Task statement:
Below are the records; reproduce all of them exactly but without any images.

··· Information supplied

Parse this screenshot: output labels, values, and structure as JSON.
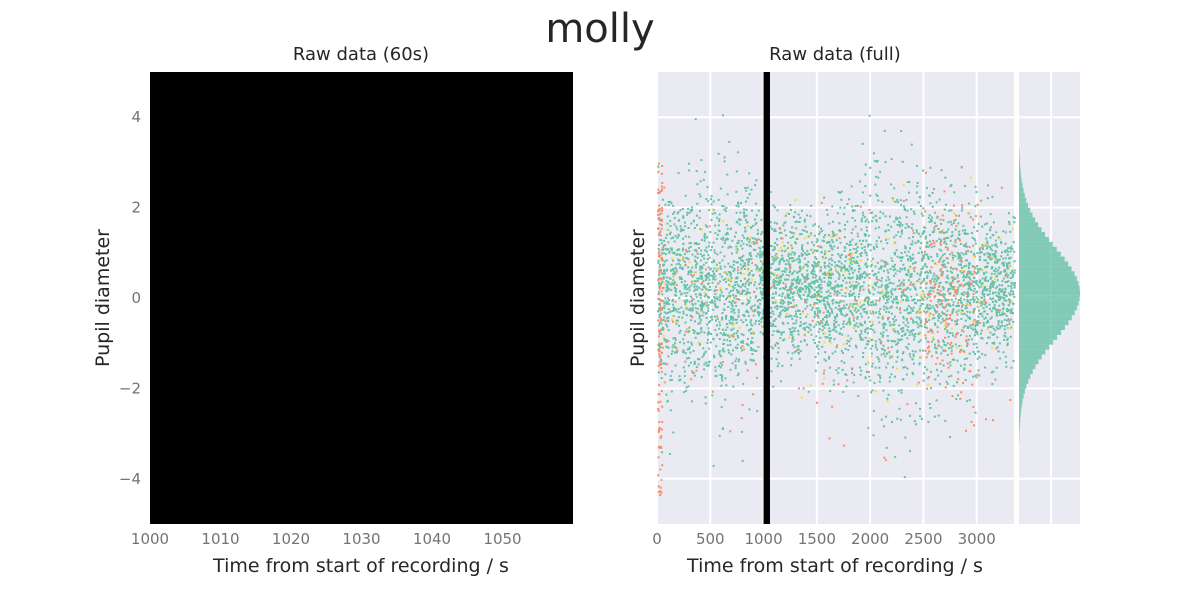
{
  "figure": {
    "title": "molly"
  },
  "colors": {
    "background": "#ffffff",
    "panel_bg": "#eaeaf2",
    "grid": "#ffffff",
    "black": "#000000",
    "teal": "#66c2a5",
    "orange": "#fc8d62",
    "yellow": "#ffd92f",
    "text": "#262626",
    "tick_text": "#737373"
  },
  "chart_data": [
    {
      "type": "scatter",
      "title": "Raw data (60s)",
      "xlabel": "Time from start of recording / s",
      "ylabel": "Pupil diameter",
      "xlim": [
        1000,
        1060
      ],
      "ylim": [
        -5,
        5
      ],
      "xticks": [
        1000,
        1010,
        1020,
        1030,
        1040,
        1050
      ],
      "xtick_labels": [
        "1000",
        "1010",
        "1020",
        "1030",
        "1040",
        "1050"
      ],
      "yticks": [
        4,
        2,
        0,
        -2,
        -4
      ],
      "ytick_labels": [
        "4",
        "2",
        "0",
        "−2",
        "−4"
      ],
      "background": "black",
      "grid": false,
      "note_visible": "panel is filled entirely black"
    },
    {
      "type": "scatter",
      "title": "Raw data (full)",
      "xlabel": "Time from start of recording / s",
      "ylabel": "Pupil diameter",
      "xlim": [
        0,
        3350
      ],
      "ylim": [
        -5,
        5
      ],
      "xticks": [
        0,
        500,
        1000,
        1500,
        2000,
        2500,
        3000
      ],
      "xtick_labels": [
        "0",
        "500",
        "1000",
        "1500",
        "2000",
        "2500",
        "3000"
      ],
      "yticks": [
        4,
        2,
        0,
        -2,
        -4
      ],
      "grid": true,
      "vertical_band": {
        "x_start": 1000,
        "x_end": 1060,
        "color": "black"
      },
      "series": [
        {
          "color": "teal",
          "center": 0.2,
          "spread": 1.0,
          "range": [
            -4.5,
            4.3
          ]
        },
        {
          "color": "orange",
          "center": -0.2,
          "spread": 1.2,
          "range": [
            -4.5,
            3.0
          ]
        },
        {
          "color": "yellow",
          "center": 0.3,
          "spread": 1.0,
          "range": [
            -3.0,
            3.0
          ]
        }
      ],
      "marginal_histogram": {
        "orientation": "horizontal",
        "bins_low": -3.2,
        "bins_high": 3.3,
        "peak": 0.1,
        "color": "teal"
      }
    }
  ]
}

······

Expected output:
Parse this screenshot: output labels, values, and structure as JSON.
{
  "figure": {
    "title": "molly"
  },
  "colors": {
    "background": "#ffffff",
    "panel_bg": "#eaeaf2",
    "grid": "#ffffff",
    "black": "#000000",
    "teal": "#66c2a5",
    "orange": "#fc8d62",
    "yellow": "#ffd92f",
    "text": "#262626",
    "tick_text": "#737373"
  },
  "chart_data": [
    {
      "type": "scatter",
      "title": "Raw data (60s)",
      "xlabel": "Time from start of recording / s",
      "ylabel": "Pupil diameter",
      "xlim": [
        1000,
        1060
      ],
      "ylim": [
        -5,
        5
      ],
      "xticks": [
        1000,
        1010,
        1020,
        1030,
        1040,
        1050
      ],
      "xtick_labels": [
        "1000",
        "1010",
        "1020",
        "1030",
        "1040",
        "1050"
      ],
      "yticks": [
        4,
        2,
        0,
        -2,
        -4
      ],
      "ytick_labels": [
        "4",
        "2",
        "0",
        "−2",
        "−4"
      ],
      "background": "black",
      "grid": false,
      "note_visible": "panel is filled entirely black"
    },
    {
      "type": "scatter",
      "title": "Raw data (full)",
      "xlabel": "Time from start of recording / s",
      "ylabel": "Pupil diameter",
      "xlim": [
        0,
        3350
      ],
      "ylim": [
        -5,
        5
      ],
      "xticks": [
        0,
        500,
        1000,
        1500,
        2000,
        2500,
        3000
      ],
      "xtick_labels": [
        "0",
        "500",
        "1000",
        "1500",
        "2000",
        "2500",
        "3000"
      ],
      "yticks": [
        4,
        2,
        0,
        -2,
        -4
      ],
      "grid": true,
      "vertical_band": {
        "x_start": 1000,
        "x_end": 1060,
        "color": "black"
      },
      "series": [
        {
          "color": "teal",
          "center": 0.2,
          "spread": 1.0,
          "range": [
            -4.5,
            4.3
          ]
        },
        {
          "color": "orange",
          "center": -0.2,
          "spread": 1.2,
          "range": [
            -4.5,
            3.0
          ]
        },
        {
          "color": "yellow",
          "center": 0.3,
          "spread": 1.0,
          "range": [
            -3.0,
            3.0
          ]
        }
      ],
      "marginal_histogram": {
        "orientation": "horizontal",
        "bins_low": -3.2,
        "bins_high": 3.3,
        "peak": 0.1,
        "color": "teal"
      }
    }
  ]
}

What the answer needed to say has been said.